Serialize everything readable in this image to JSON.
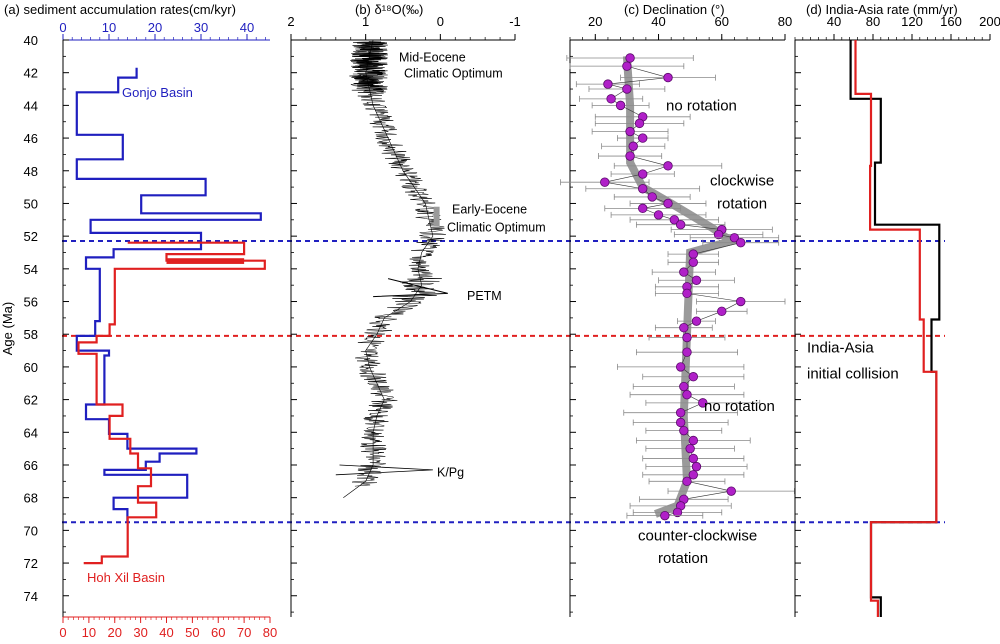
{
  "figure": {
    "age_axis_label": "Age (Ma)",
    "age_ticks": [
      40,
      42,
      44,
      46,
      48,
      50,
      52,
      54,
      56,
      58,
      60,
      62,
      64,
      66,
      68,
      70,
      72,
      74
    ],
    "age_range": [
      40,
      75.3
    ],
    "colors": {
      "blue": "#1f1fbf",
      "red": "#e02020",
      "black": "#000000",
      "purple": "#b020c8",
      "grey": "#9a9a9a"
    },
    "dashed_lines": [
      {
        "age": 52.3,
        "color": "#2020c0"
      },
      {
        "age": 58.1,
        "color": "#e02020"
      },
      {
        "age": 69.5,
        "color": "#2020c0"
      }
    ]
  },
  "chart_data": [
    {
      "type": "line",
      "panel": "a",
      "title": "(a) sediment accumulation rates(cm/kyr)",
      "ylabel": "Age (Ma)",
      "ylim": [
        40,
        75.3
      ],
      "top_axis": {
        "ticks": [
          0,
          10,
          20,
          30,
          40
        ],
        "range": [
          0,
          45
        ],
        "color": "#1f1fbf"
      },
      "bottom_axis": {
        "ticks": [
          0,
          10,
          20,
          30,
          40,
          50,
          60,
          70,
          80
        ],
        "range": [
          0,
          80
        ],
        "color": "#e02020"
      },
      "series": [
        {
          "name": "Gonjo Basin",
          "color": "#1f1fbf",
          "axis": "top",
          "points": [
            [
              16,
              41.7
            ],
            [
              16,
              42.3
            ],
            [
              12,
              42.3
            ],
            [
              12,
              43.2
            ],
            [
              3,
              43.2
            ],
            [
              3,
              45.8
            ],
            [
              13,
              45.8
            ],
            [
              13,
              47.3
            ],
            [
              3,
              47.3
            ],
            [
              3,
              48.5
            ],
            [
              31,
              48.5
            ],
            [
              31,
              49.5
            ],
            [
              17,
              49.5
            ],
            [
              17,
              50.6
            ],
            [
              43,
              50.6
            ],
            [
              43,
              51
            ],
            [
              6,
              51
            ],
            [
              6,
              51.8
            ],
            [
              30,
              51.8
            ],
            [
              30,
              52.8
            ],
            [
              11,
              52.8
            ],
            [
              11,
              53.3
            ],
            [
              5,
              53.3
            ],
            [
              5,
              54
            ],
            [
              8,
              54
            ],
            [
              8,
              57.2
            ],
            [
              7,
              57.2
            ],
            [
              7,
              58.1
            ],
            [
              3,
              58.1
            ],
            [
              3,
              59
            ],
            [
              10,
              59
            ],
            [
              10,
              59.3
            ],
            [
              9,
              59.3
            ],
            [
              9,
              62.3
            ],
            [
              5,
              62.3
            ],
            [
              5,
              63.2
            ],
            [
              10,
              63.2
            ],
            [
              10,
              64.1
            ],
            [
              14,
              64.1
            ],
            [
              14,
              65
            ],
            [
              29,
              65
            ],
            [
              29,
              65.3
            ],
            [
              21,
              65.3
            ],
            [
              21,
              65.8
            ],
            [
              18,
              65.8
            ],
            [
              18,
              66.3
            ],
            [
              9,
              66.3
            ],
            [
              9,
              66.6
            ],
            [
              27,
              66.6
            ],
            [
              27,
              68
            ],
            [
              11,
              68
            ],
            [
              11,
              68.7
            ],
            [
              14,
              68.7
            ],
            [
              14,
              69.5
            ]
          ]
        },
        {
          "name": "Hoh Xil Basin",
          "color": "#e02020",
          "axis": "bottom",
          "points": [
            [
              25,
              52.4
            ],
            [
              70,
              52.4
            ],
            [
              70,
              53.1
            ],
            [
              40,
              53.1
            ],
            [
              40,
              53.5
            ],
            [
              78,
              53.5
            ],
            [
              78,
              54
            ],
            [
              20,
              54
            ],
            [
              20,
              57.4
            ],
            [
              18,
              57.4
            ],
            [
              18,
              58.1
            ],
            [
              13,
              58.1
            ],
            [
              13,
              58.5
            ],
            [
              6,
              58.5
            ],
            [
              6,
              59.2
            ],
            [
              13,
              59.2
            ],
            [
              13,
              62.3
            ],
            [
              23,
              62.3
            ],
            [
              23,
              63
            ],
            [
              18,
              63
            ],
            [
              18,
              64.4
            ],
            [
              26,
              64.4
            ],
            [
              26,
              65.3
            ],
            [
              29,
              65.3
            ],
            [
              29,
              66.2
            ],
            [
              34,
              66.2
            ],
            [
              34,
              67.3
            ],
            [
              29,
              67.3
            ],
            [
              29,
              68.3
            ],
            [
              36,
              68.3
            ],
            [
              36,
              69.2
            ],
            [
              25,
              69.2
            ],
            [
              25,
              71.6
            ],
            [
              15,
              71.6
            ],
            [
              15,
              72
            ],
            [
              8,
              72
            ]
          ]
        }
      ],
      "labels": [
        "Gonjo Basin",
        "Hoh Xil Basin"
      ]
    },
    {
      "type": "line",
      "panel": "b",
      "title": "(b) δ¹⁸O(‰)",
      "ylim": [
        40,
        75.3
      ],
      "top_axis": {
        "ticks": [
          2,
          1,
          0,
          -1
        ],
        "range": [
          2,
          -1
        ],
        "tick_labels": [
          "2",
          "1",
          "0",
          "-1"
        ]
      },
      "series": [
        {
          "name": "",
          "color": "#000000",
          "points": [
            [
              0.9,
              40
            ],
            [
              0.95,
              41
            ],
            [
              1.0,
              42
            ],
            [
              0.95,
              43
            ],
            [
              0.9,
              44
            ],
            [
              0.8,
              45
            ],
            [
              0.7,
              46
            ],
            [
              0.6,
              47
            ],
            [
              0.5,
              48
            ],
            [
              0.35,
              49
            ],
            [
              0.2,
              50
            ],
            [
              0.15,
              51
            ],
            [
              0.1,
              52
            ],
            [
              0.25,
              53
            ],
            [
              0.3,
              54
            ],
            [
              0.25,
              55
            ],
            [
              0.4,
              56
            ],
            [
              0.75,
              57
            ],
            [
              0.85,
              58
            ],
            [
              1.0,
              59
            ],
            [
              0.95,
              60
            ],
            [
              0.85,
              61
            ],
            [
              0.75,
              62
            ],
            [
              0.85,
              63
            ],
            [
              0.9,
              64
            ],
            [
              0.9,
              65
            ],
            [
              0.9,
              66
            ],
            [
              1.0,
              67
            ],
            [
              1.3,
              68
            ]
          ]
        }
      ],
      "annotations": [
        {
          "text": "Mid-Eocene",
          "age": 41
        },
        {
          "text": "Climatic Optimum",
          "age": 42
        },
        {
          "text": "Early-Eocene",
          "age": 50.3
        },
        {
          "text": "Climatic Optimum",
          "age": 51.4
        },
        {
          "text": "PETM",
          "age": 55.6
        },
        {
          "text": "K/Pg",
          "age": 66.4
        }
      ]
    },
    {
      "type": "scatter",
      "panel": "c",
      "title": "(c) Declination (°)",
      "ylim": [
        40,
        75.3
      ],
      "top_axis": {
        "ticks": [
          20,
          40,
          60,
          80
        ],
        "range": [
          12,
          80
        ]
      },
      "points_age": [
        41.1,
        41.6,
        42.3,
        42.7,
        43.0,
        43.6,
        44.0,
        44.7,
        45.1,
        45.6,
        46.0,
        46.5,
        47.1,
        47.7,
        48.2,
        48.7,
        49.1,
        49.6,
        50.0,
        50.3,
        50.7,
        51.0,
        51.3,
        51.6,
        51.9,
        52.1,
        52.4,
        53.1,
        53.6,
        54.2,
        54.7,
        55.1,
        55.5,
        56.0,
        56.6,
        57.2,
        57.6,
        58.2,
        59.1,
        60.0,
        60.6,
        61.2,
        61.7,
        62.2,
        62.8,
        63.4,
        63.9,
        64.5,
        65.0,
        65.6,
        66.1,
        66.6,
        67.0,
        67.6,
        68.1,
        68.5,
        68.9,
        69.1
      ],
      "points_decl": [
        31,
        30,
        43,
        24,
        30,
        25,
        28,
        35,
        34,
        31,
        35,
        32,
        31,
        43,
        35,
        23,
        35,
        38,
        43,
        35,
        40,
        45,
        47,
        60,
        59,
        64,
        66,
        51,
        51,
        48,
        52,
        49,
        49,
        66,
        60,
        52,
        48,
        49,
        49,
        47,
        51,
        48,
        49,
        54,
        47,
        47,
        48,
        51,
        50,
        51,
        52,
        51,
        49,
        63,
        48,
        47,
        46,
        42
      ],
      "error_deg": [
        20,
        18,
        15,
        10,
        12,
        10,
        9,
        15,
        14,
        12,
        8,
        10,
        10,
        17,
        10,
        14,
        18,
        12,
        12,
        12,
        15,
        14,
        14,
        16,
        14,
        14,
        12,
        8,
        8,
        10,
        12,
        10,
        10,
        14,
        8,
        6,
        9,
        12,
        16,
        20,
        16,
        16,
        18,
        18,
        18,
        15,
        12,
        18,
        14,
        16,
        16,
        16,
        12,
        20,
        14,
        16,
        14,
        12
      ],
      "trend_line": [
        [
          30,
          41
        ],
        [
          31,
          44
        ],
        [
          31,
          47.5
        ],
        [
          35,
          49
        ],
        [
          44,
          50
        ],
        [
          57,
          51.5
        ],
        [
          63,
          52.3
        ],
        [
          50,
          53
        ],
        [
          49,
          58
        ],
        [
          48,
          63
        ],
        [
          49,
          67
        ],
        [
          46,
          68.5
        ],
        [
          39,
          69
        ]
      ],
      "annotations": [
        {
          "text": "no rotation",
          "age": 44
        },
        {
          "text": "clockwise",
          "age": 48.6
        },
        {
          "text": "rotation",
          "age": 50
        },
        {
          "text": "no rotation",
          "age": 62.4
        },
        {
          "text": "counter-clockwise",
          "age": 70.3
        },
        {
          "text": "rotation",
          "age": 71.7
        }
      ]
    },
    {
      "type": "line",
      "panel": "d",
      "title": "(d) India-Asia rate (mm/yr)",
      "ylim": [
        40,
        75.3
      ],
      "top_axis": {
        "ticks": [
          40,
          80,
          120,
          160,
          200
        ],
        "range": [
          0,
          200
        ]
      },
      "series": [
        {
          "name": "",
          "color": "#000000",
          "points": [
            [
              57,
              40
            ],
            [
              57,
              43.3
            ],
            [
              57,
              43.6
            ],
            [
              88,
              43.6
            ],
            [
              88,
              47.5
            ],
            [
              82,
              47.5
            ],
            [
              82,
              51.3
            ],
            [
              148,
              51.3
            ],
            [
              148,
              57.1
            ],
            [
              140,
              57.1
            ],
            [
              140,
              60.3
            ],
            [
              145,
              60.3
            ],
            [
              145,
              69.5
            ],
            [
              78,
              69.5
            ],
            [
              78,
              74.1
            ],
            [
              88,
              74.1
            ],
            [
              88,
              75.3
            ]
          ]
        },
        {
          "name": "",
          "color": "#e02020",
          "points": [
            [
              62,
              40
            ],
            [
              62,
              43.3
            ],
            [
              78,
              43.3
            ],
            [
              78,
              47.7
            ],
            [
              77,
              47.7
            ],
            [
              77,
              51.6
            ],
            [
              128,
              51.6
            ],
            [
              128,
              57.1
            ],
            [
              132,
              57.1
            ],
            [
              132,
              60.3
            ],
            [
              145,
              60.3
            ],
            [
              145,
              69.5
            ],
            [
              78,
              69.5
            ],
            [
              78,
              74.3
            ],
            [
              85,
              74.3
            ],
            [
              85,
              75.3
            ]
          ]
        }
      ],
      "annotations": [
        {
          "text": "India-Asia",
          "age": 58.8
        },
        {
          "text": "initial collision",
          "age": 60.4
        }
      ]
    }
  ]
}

* Stated goal:
Figure out how many lines of the data above include "Basin", then give the number and nothing more.

* Task answer:
4